Starting at the line with "menu-item-war-records[interactable]: 战争记录 xyxy=(5,192,115,225)" and ending at the line with "chevron-left-icon: ‹ xyxy=(9,4,17,26)", give those lines again with "page-title" renamed to "screen-title" and everything else unchanged.

[Information shown]:

========

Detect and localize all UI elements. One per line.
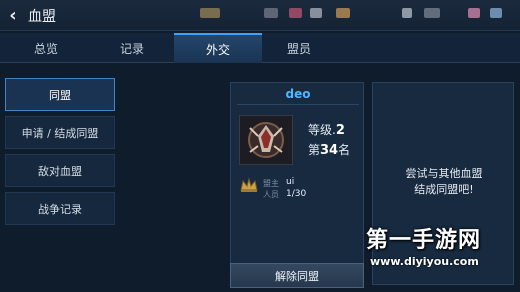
menu-item-war-records[interactable]: 战争记录 xyxy=(5,192,115,225)
tab-overview[interactable]: 总览 xyxy=(2,33,90,63)
page-title: 血盟 xyxy=(28,9,56,25)
leader-value: ui xyxy=(286,177,295,187)
chevron-left-icon: ‹ xyxy=(9,4,17,26)
obscured-status-chip xyxy=(468,8,480,18)
tab-members[interactable]: 盟员 xyxy=(255,33,343,63)
obscured-status-chip xyxy=(264,8,278,18)
alliance-rank: 第34名 xyxy=(308,143,351,158)
obscured-status-chip xyxy=(490,8,502,18)
obscured-status-chip xyxy=(310,8,322,18)
members-label: 人员 xyxy=(263,190,279,199)
back-button[interactable]: ‹ xyxy=(4,4,22,26)
obscured-status-chip xyxy=(402,8,412,18)
top-bar: ‹ 血盟 xyxy=(0,0,520,31)
menu-item-hostile-clans[interactable]: 敌对血盟 xyxy=(5,154,115,187)
tab-bar: 总览 记录 外交 盟员 xyxy=(0,33,520,63)
dissolve-alliance-button[interactable]: 解除同盟 xyxy=(230,263,364,288)
watermark-logo: 第一手游网 xyxy=(366,228,482,253)
alliance-level: 等级.2 xyxy=(308,123,345,138)
menu-item-alliance[interactable]: 同盟 xyxy=(5,78,115,111)
alliance-hint-text: 尝试与其他血盟 结成同盟吧! xyxy=(405,167,483,196)
obscured-status-chip xyxy=(200,8,220,18)
members-value: 1/30 xyxy=(286,189,307,199)
obscured-status-chip xyxy=(424,8,440,18)
leader-crown-icon xyxy=(240,177,258,192)
obscured-status-chip xyxy=(289,8,302,18)
alliance-name: deo xyxy=(285,87,311,101)
watermark-url: www.diyiyou.com xyxy=(370,255,479,268)
alliance-crest-icon xyxy=(239,115,293,165)
leader-label: 盟主 xyxy=(263,179,279,188)
tab-diplomacy[interactable]: 外交 xyxy=(174,33,262,63)
divider xyxy=(237,104,359,105)
menu-item-apply-alliance[interactable]: 申请 / 结成同盟 xyxy=(5,116,115,149)
alliance-card: deo 等级.2 第34名 盟主 ui 人员 1/30 xyxy=(230,82,364,285)
obscured-status-chip xyxy=(336,8,350,18)
tab-records[interactable]: 记录 xyxy=(88,33,176,63)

========

[Answer to this task]:
menu-item-war-records[interactable]: 战争记录 xyxy=(5,192,115,225)
tab-overview[interactable]: 总览 xyxy=(2,33,90,63)
screen-title: 血盟 xyxy=(28,9,56,25)
leader-value: ui xyxy=(286,177,295,187)
chevron-left-icon: ‹ xyxy=(9,4,17,26)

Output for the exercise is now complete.